▶ _PROBLEM TO WORK ON_
Copy every entry in the listing below exactly, but not the pictures.

▶ _INPUT DATA_
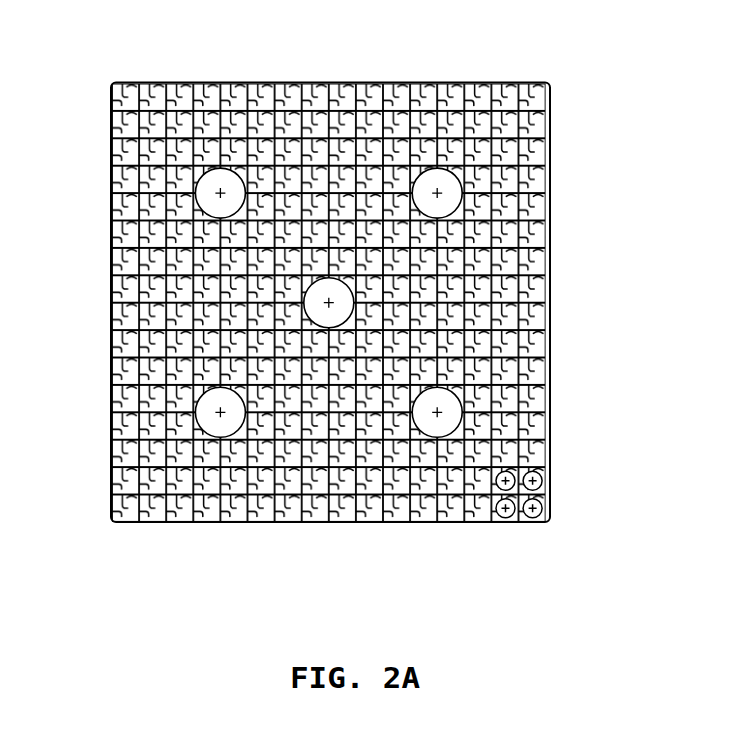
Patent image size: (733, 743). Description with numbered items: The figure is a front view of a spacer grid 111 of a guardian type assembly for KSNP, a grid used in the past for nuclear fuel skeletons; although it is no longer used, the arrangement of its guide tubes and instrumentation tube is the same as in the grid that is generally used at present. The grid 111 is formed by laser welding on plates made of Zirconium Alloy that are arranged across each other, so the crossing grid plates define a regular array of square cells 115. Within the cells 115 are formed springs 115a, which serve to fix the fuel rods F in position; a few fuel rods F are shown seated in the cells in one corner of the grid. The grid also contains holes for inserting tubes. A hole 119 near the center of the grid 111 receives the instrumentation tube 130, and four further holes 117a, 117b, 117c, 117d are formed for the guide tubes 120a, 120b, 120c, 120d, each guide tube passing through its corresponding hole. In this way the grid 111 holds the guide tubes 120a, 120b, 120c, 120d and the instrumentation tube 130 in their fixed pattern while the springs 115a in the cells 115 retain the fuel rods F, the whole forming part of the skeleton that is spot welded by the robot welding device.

The spacer grid 111 is at (600, 64).
The cell 115 is at (343, 95).
The spring 115a is at (208, 99).
The hole for guide tube 117a is at (195, 413).
The hole for guide tube 117b is at (463, 412).
The hole for guide tube 117c is at (196, 194).
The hole for guide tube 117d is at (462, 194).
The hole for instrumentation tube 119 is at (354, 303).
The guide tube 120a is at (201, 394).
The guide tube 120b is at (456, 394).
The guide tube 120c is at (201, 175).
The guide tube 120d is at (457, 175).
The instrumentation tube 130 is at (350, 287).
The fuel rod F is at (548, 480).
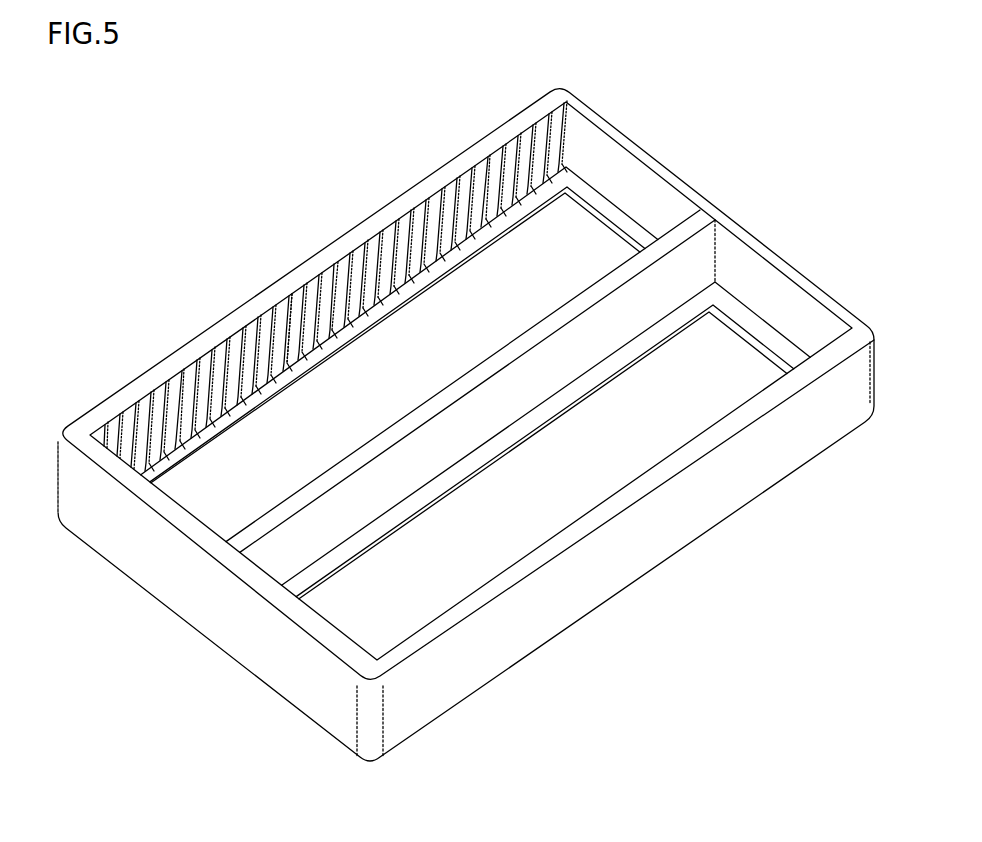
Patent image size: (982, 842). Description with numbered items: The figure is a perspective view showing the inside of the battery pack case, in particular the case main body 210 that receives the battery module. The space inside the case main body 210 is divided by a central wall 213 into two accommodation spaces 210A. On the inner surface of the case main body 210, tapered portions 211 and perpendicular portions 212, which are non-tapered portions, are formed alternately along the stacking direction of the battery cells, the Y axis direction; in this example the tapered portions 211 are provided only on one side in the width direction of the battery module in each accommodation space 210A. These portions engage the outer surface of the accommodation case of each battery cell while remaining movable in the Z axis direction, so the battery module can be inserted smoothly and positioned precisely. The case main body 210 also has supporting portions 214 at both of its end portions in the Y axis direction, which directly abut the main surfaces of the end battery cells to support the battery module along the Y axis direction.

The case main body 210 is at (757, 157).
The accommodation space 210A is at (583, 242).
The tapered portion 211 is at (436, 196).
The perpendicular portion 212 is at (306, 293).
The central wall 213 is at (512, 353).
The supporting portion 214 is at (628, 145).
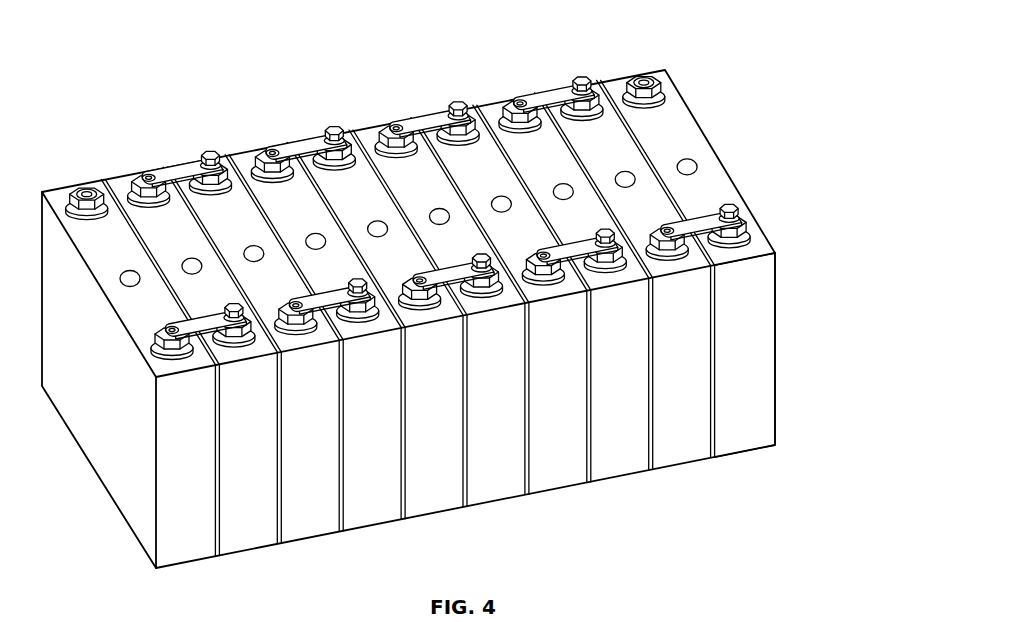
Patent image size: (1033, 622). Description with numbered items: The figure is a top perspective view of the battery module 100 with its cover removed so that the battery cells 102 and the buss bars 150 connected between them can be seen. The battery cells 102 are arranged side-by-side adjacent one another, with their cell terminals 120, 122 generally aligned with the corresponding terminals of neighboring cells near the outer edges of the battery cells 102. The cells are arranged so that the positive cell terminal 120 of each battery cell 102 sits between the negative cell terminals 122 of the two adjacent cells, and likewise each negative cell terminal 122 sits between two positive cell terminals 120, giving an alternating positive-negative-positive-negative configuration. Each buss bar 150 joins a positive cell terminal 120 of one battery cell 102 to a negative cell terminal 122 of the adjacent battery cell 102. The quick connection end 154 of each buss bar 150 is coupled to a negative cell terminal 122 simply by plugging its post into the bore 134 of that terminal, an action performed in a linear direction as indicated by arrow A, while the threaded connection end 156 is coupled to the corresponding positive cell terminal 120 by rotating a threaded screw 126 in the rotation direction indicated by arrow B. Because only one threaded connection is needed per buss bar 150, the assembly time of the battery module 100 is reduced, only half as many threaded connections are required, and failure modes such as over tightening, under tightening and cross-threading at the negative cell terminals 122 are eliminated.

The battery module 100 is at (445, 290).
The battery cell 102 is at (682, 127).
The positive cell terminal 120 is at (766, 232).
The negative cell terminal 122 is at (694, 260).
The threaded screw 126 is at (587, 77).
The bore 134 is at (648, 72).
The buss bar 150 is at (553, 97).
The quick connection end 154 is at (518, 88).
The threaded connection end 156 is at (600, 72).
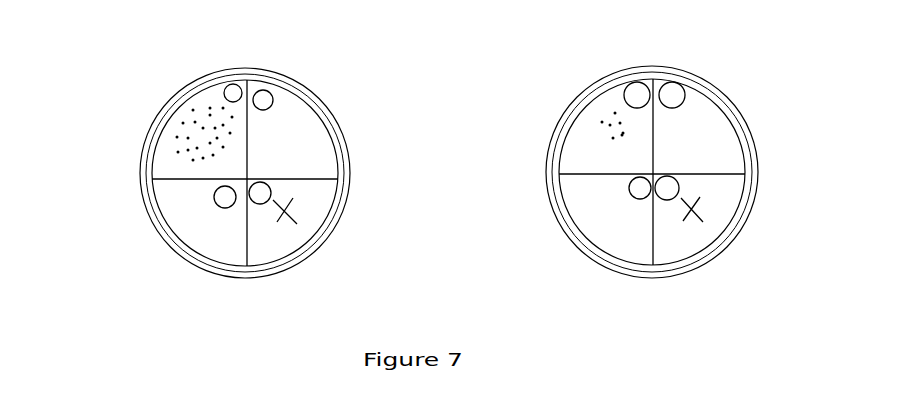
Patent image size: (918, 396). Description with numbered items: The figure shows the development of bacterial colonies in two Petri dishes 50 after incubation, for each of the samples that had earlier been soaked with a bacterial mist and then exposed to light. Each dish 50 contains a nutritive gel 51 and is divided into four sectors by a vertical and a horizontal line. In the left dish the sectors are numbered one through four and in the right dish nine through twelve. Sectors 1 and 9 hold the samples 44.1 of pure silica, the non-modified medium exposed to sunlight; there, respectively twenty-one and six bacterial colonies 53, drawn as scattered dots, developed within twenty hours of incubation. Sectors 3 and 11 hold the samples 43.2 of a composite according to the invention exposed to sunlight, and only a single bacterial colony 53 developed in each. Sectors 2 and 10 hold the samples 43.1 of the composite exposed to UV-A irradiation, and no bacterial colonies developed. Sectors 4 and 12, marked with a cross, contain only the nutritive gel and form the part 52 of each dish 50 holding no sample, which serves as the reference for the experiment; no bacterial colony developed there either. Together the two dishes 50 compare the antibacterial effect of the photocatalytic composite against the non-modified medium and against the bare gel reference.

The Petri dish 50 is at (419, 193).
The photocatalytic composite sample exposed to UV-A irradiation 43.1 is at (285, 103).
The photocatalytic composite sample exposed to sunlight 43.2 is at (197, 247).
The non-modified medium sample 44.1 is at (170, 147).
The bacterial colony 53 is at (167, 158).
The reference part of the dish 52 is at (261, 245).
The nutritive gel 51 is at (320, 207).
The sector containing non-modified medium sample 1 is at (233, 93).
The sector containing UV-A exposed composite sample 2 is at (263, 100).
The sector containing sunlight exposed composite sample 3 is at (225, 197).
The reference sector 4 is at (260, 193).
The sector containing non-modified medium sample 9 is at (637, 95).
The sector containing UV-A exposed composite sample 10 is at (672, 95).
The sector containing sunlight exposed composite sample 11 is at (640, 188).
The reference sector 12 is at (667, 188).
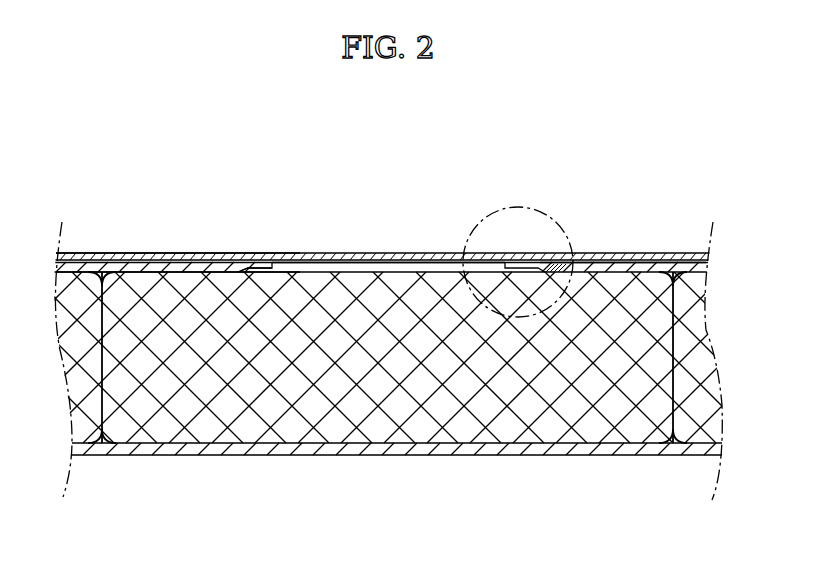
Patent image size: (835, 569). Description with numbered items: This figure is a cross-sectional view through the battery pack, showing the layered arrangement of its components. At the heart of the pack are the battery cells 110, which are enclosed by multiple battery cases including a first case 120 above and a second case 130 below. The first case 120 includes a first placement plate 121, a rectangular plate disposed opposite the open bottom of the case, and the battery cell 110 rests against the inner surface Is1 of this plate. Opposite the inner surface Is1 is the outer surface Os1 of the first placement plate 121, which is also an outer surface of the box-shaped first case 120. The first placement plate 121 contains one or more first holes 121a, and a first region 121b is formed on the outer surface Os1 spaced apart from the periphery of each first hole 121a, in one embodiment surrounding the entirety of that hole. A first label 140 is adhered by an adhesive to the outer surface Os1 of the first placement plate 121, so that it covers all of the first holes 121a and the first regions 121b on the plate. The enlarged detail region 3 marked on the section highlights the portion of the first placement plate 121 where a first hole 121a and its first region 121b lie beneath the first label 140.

▶ _YOUR RESPONSE_
Patent image size: (733, 743). Description with numbered items: The figure is a front view of a spacer grid 111 of a guardian type assembly for KSNP, a grid used in the past for nuclear fuel skeletons; although it is no longer used, the arrangement of its guide tubes and instrumentation tube is the same as in the grid that is generally used at present. The grid 111 is formed by laser welding on plates made of Zirconium Alloy that are arranged across each other, so the crossing grid plates define a regular array of square cells 115. Within the cells 115 are formed springs 115a, which serve to fix the fuel rods F in position; a few fuel rods F are shown seated in the cells in one corner of the grid. The grid also contains holes for inserting tubes. A hole 119 near the center of the grid 111 receives the instrumentation tube 130, and four further holes 117a, 117b, 117c, 117d are formed for the guide tubes 120a, 120b, 120c, 120d, each guide tube passing through its corresponding hole. In this way the grid 111 holds the guide tubes 120a, 120b, 120c, 120d and the instrumentation tube 130 in their fixed pattern while the springs 115a in the cells 115 retain the fuel rods F, the whole forming part of the skeleton that is spot welded by the robot welding device.

The spacer grid 111 is at (600, 64).
The cell 115 is at (343, 95).
The spring 115a is at (208, 99).
The hole for guide tube 117a is at (195, 413).
The hole for guide tube 117b is at (463, 412).
The hole for guide tube 117c is at (196, 194).
The hole for guide tube 117d is at (462, 194).
The hole for instrumentation tube 119 is at (354, 303).
The guide tube 120a is at (201, 394).
The guide tube 120b is at (456, 394).
The guide tube 120c is at (201, 175).
The guide tube 120d is at (457, 175).
The instrumentation tube 130 is at (350, 287).
The fuel rod F is at (548, 480).
Patent image size: (982, 842). Description with numbered items: The figure is a perspective view showing the inside of the battery pack case, in particular the case main body 210 that receives the battery module. The space inside the case main body 210 is divided by a central wall 213 into two accommodation spaces 210A. On the inner surface of the case main body 210, tapered portions 211 and perpendicular portions 212, which are non-tapered portions, are formed alternately along the stacking direction of the battery cells, the Y axis direction; in this example the tapered portions 211 are provided only on one side in the width direction of the battery module in each accommodation space 210A. These portions engage the outer surface of the accommodation case of each battery cell while remaining movable in the Z axis direction, so the battery module can be inserted smoothly and positioned precisely. The case main body 210 also has supporting portions 214 at both of its end portions in the Y axis direction, which directly abut the main surfaces of the end battery cells to support the battery module along the Y axis direction.

The case main body 210 is at (757, 157).
The accommodation space 210A is at (583, 242).
The tapered portion 211 is at (436, 196).
The perpendicular portion 212 is at (306, 293).
The central wall 213 is at (512, 353).
The supporting portion 214 is at (628, 145).
Patent image size: (1033, 622). Description with numbered items: The figure is a top perspective view of the battery module 100 with its cover removed so that the battery cells 102 and the buss bars 150 connected between them can be seen. The battery cells 102 are arranged side-by-side adjacent one another, with their cell terminals 120, 122 generally aligned with the corresponding terminals of neighboring cells near the outer edges of the battery cells 102. The cells are arranged so that the positive cell terminal 120 of each battery cell 102 sits between the negative cell terminals 122 of the two adjacent cells, and likewise each negative cell terminal 122 sits between two positive cell terminals 120, giving an alternating positive-negative-positive-negative configuration. Each buss bar 150 joins a positive cell terminal 120 of one battery cell 102 to a negative cell terminal 122 of the adjacent battery cell 102. The quick connection end 154 of each buss bar 150 is coupled to a negative cell terminal 122 simply by plugging its post into the bore 134 of that terminal, an action performed in a linear direction as indicated by arrow A, while the threaded connection end 156 is coupled to the corresponding positive cell terminal 120 by rotating a threaded screw 126 in the rotation direction indicated by arrow B. Because only one threaded connection is needed per buss bar 150, the assembly time of the battery module 100 is reduced, only half as many threaded connections are required, and failure modes such as over tightening, under tightening and cross-threading at the negative cell terminals 122 are eliminated.

The battery module 100 is at (445, 290).
The battery cell 102 is at (682, 127).
The positive cell terminal 120 is at (766, 232).
The negative cell terminal 122 is at (694, 260).
The threaded screw 126 is at (587, 77).
The bore 134 is at (648, 72).
The buss bar 150 is at (553, 97).
The quick connection end 154 is at (518, 88).
The threaded connection end 156 is at (600, 72).
Patent image size: (918, 396). Description with numbered items: The figure shows the development of bacterial colonies in two Petri dishes 50 after incubation, for each of the samples that had earlier been soaked with a bacterial mist and then exposed to light. Each dish 50 contains a nutritive gel 51 and is divided into four sectors by a vertical and a horizontal line. In the left dish the sectors are numbered one through four and in the right dish nine through twelve. Sectors 1 and 9 hold the samples 44.1 of pure silica, the non-modified medium exposed to sunlight; there, respectively twenty-one and six bacterial colonies 53, drawn as scattered dots, developed within twenty hours of incubation. Sectors 3 and 11 hold the samples 43.2 of a composite according to the invention exposed to sunlight, and only a single bacterial colony 53 developed in each. Sectors 2 and 10 hold the samples 43.1 of the composite exposed to UV-A irradiation, and no bacterial colonies developed. Sectors 4 and 12, marked with a cross, contain only the nutritive gel and form the part 52 of each dish 50 holding no sample, which serves as the reference for the experiment; no bacterial colony developed there either. Together the two dishes 50 compare the antibacterial effect of the photocatalytic composite against the non-modified medium and against the bare gel reference.

The Petri dish 50 is at (419, 193).
The photocatalytic composite sample exposed to UV-A irradiation 43.1 is at (285, 103).
The photocatalytic composite sample exposed to sunlight 43.2 is at (197, 247).
The non-modified medium sample 44.1 is at (170, 147).
The bacterial colony 53 is at (167, 158).
The reference part of the dish 52 is at (261, 245).
The nutritive gel 51 is at (320, 207).
The sector containing non-modified medium sample 1 is at (233, 93).
The sector containing UV-A exposed composite sample 2 is at (263, 100).
The sector containing sunlight exposed composite sample 3 is at (225, 197).
The reference sector 4 is at (260, 193).
The sector containing non-modified medium sample 9 is at (637, 95).
The sector containing UV-A exposed composite sample 10 is at (672, 95).
The sector containing sunlight exposed composite sample 11 is at (640, 188).
The reference sector 12 is at (667, 188).
Patent image size: (835, 569). Description with numbered items: This figure is a cross-sectional view through the battery pack, showing the layered arrangement of its components. At the heart of the pack are the battery cells 110, which are enclosed by multiple battery cases including a first case 120 above and a second case 130 below. The first case 120 includes a first placement plate 121, a rectangular plate disposed opposite the open bottom of the case, and the battery cell 110 rests against the inner surface Is1 of this plate. Opposite the inner surface Is1 is the outer surface Os1 of the first placement plate 121, which is also an outer surface of the box-shaped first case 120. The first placement plate 121 contains one or more first holes 121a, and a first region 121b is formed on the outer surface Os1 spaced apart from the periphery of each first hole 121a, in one embodiment surrounding the entirety of that hole. A first label 140 is adhered by an adhesive to the outer surface Os1 of the first placement plate 121, so that it covers all of the first holes 121a and the first regions 121b on the plate. The enlarged detail region 3 marked on the section highlights the portion of the first placement plate 121 where a first hole 121a and its first region 121b lie beneath the first label 140.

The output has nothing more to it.